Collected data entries

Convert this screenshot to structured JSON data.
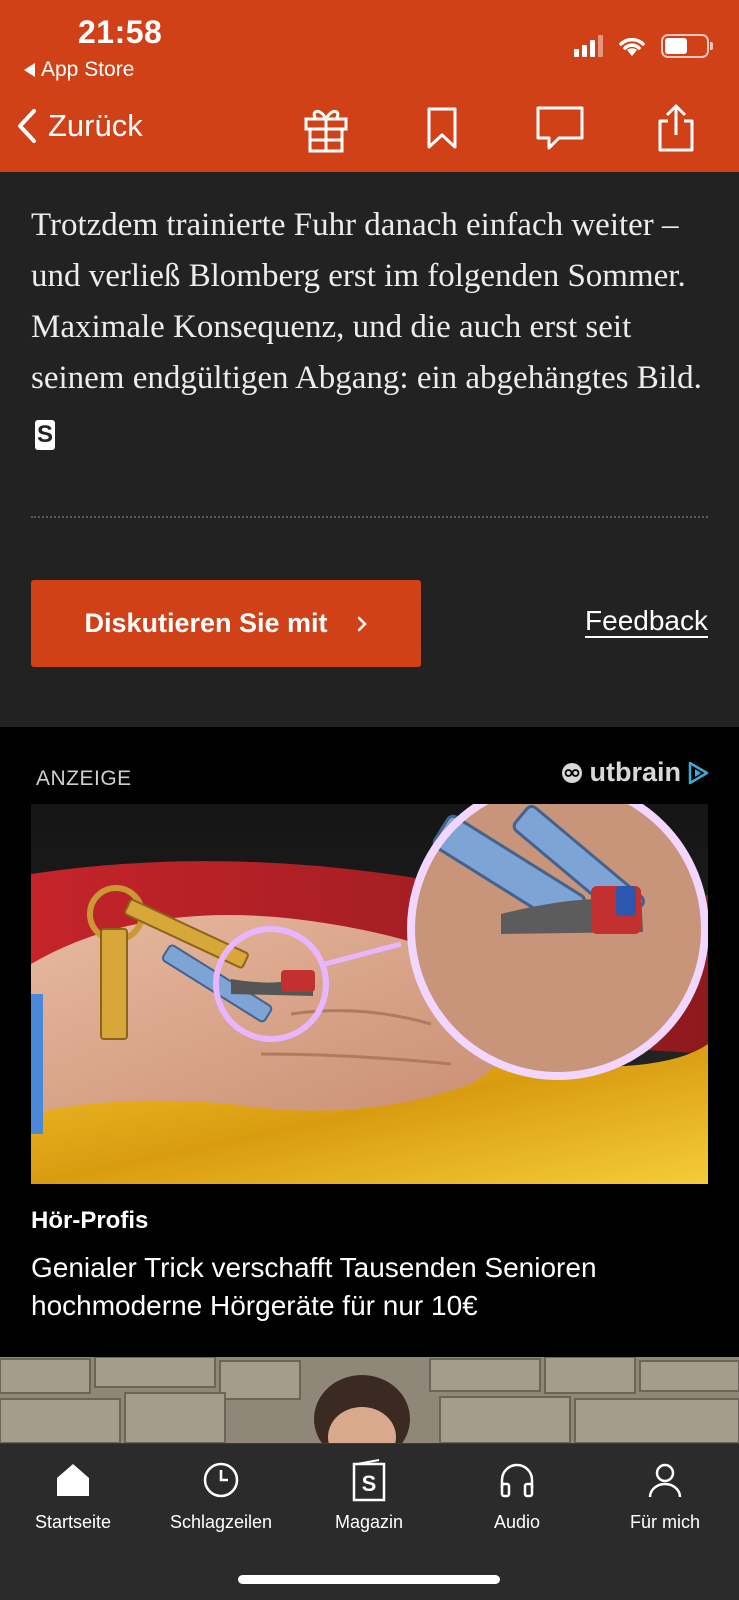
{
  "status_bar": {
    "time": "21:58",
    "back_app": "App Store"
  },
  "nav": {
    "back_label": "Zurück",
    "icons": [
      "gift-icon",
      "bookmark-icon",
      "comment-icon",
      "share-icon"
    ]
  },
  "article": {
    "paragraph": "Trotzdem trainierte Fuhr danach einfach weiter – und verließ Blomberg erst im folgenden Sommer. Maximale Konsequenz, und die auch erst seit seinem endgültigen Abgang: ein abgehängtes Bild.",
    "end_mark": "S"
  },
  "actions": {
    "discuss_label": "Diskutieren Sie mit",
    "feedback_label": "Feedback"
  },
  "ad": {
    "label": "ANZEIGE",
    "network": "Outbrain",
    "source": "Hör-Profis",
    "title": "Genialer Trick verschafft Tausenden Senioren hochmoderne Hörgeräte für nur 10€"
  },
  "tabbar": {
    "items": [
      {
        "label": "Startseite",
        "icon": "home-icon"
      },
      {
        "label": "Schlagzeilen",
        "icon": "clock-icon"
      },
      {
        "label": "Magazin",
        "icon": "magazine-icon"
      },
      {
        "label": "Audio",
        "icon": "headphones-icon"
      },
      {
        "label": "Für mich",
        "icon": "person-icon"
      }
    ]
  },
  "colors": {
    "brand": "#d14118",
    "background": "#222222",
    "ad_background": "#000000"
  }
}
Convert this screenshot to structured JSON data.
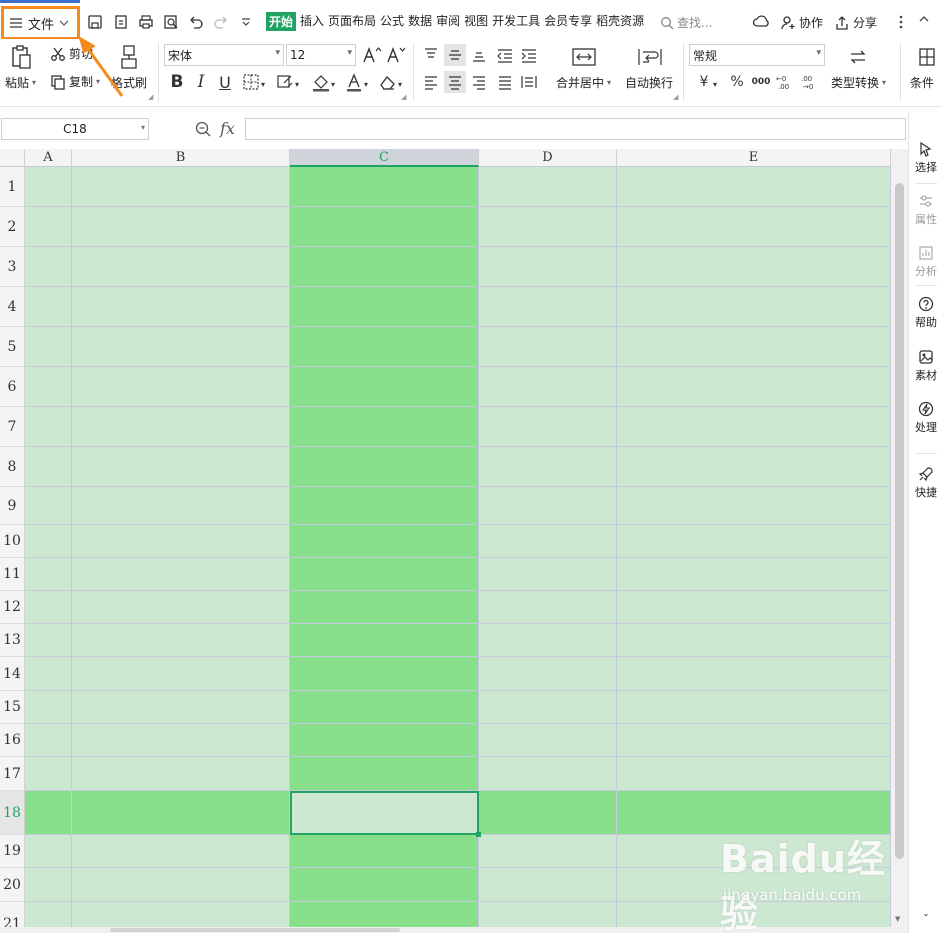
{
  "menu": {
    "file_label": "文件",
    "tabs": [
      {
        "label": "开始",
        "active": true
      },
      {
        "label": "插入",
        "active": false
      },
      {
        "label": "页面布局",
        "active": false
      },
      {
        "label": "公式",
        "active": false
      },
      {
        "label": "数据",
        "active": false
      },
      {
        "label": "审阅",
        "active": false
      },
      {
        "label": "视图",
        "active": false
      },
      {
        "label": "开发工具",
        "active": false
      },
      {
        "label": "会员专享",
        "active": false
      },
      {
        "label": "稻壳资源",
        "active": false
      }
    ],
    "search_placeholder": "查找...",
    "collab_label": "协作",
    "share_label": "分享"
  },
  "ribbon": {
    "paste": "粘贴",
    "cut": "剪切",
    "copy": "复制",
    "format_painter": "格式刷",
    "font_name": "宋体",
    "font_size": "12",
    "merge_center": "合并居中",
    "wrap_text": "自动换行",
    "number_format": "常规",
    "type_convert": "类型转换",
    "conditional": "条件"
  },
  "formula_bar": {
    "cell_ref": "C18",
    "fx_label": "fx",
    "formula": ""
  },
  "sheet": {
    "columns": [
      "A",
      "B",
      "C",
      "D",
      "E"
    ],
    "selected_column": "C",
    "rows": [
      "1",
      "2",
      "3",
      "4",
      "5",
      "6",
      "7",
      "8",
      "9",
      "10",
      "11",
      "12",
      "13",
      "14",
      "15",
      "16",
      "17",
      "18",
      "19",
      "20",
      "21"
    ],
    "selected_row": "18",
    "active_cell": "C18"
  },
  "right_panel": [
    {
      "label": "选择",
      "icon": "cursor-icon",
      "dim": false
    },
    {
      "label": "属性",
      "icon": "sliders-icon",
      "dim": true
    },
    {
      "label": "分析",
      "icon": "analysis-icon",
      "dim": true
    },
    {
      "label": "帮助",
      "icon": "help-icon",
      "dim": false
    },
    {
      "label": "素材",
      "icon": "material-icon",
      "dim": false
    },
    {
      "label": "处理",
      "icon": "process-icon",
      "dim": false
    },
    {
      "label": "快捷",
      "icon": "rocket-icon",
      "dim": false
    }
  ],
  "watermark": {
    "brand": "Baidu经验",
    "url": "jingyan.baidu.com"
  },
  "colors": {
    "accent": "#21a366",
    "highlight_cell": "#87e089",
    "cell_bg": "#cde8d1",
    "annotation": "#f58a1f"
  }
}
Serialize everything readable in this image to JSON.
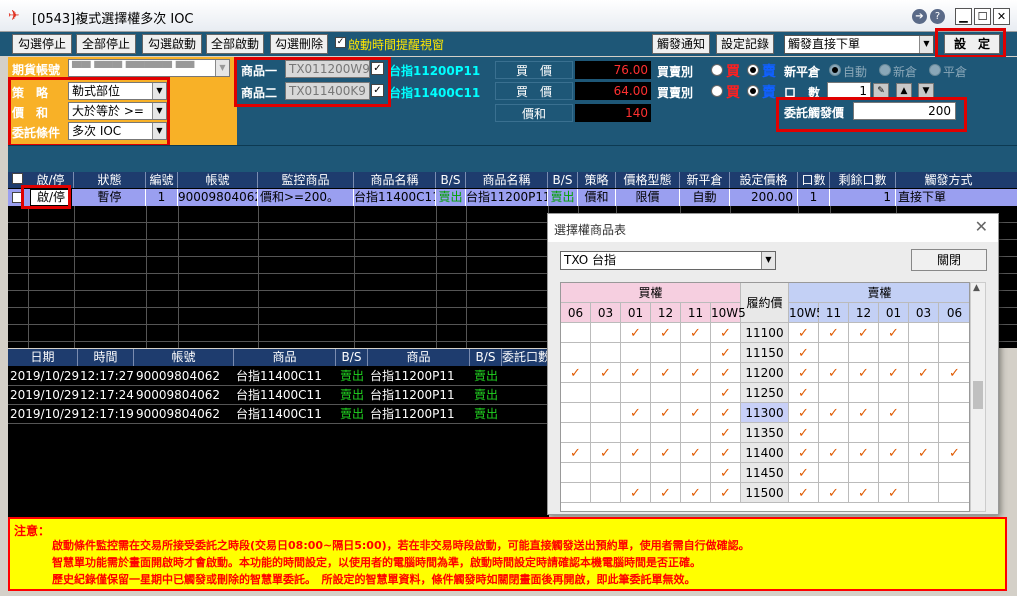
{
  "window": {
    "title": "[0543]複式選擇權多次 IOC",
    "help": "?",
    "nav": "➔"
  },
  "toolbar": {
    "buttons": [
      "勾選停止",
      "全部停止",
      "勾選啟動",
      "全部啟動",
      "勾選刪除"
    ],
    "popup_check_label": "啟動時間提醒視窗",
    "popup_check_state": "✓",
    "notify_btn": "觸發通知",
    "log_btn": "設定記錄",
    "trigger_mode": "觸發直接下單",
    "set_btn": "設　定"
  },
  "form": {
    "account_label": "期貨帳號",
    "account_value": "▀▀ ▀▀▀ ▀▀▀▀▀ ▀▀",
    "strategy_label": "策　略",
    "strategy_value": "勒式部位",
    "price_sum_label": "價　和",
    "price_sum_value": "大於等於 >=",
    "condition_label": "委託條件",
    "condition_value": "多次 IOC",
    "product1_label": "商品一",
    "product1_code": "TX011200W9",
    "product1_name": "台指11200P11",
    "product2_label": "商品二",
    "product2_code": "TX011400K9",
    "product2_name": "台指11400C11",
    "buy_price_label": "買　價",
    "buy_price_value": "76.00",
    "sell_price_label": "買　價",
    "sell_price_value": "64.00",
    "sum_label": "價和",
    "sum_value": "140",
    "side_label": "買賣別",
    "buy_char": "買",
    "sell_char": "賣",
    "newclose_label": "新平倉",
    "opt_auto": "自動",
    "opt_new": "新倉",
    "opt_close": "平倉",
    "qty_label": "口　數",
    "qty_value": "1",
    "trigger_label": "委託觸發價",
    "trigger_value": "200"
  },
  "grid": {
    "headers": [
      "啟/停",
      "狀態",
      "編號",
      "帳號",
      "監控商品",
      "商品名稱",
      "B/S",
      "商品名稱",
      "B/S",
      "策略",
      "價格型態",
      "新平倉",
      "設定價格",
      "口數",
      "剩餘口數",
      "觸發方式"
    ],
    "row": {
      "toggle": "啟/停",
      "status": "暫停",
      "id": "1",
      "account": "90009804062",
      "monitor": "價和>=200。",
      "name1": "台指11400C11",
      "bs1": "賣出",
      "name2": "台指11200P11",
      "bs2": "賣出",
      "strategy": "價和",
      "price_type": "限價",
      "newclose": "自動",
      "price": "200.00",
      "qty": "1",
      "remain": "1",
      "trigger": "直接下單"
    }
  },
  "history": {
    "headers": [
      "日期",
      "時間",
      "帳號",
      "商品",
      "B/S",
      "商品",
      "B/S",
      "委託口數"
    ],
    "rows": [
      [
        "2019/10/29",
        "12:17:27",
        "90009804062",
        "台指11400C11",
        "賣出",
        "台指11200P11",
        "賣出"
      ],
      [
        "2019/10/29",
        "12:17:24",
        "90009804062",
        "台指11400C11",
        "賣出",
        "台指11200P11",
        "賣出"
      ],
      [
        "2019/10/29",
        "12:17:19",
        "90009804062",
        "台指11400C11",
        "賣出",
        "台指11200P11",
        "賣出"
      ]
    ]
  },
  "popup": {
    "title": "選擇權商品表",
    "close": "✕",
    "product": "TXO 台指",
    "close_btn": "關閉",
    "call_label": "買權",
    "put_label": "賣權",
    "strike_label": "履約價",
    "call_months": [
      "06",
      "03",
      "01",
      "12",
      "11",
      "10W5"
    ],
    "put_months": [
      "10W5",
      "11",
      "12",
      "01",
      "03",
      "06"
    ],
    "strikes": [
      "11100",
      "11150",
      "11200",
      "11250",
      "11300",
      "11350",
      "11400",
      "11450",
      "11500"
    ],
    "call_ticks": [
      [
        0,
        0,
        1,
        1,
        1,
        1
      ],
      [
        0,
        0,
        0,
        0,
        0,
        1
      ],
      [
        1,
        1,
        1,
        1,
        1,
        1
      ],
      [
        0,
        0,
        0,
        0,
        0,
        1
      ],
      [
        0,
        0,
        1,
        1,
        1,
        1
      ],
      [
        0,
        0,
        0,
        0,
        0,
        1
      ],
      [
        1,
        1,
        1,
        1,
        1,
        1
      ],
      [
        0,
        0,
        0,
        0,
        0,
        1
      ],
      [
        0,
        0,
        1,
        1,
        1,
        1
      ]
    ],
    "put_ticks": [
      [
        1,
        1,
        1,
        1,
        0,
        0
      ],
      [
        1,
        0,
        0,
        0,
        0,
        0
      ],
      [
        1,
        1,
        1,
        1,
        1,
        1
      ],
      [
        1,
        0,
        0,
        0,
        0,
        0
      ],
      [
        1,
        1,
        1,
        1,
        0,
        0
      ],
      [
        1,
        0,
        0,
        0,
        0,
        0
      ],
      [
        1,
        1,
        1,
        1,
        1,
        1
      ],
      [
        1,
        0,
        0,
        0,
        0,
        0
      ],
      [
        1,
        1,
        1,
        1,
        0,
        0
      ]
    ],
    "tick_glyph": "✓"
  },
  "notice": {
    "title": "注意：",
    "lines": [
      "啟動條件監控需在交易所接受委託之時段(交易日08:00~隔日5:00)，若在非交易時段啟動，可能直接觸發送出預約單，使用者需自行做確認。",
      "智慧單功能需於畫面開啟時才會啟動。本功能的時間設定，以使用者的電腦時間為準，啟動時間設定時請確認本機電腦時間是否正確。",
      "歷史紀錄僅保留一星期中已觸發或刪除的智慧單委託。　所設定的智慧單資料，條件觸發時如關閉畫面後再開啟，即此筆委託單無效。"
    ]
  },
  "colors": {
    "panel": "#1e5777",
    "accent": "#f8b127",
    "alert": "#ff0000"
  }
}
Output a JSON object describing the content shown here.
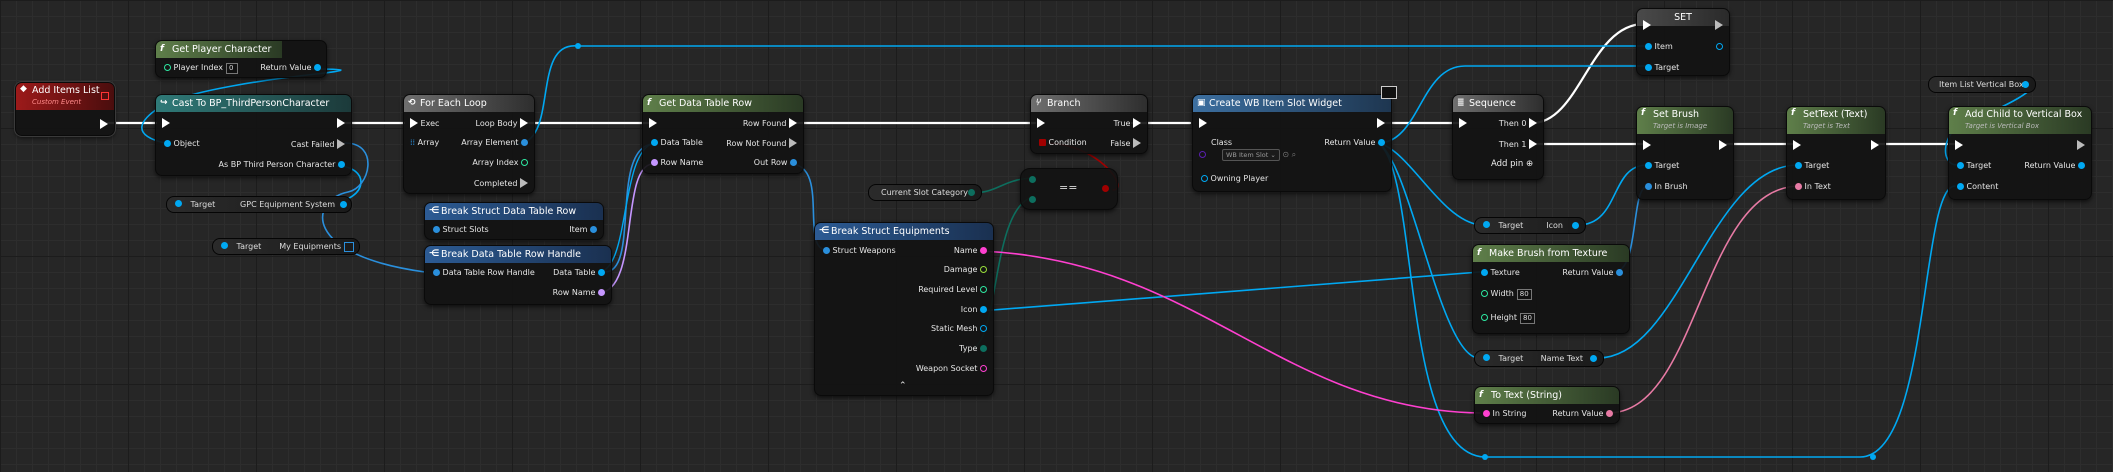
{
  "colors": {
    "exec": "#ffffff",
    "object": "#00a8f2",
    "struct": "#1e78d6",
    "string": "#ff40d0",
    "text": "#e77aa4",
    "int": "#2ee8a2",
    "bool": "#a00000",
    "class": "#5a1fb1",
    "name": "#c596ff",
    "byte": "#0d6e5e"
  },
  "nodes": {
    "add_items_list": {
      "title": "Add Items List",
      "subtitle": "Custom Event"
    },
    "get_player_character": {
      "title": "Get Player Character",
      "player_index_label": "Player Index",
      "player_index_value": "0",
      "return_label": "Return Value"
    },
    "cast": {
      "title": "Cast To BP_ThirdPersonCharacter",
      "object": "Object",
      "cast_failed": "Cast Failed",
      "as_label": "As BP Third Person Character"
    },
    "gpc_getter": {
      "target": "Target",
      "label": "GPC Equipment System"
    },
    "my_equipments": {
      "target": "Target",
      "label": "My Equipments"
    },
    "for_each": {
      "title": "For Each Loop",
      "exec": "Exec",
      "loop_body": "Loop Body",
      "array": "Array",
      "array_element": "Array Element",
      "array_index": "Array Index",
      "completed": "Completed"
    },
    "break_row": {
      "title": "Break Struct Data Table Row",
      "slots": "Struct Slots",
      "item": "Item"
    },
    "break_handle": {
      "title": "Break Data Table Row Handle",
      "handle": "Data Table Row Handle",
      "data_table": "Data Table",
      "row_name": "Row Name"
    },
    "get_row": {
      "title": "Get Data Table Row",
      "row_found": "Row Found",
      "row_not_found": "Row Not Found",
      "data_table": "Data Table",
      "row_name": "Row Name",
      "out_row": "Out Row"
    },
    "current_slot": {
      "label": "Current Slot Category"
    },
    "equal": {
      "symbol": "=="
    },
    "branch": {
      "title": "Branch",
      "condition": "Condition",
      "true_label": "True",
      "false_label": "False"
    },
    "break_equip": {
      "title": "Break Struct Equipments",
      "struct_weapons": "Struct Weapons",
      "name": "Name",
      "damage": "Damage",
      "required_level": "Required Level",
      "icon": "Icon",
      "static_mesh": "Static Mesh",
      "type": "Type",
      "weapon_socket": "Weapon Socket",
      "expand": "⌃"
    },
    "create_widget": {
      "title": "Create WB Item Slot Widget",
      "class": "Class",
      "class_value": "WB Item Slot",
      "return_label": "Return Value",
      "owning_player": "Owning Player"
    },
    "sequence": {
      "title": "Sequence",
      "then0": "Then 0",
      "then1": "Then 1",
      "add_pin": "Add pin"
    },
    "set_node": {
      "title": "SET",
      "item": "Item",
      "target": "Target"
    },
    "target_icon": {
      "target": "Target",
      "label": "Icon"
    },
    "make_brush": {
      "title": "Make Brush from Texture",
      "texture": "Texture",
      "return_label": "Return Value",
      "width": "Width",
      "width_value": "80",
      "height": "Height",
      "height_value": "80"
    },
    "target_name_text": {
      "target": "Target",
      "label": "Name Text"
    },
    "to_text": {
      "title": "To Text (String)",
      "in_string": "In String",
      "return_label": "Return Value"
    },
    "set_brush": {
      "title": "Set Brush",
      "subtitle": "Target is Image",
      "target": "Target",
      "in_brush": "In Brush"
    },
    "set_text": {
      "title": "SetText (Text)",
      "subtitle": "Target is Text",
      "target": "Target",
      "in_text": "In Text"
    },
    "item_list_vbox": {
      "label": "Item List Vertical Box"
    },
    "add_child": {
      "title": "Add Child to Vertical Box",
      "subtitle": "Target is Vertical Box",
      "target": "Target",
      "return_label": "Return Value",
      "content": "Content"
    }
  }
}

# PROBLEM TO SOLVE:
Copy out each line of the records that holds the string "Array".

# EXERCISE RESPONSE:
      "array": "Array",
      "array_element": "Array Element",
      "array_index": "Array Index",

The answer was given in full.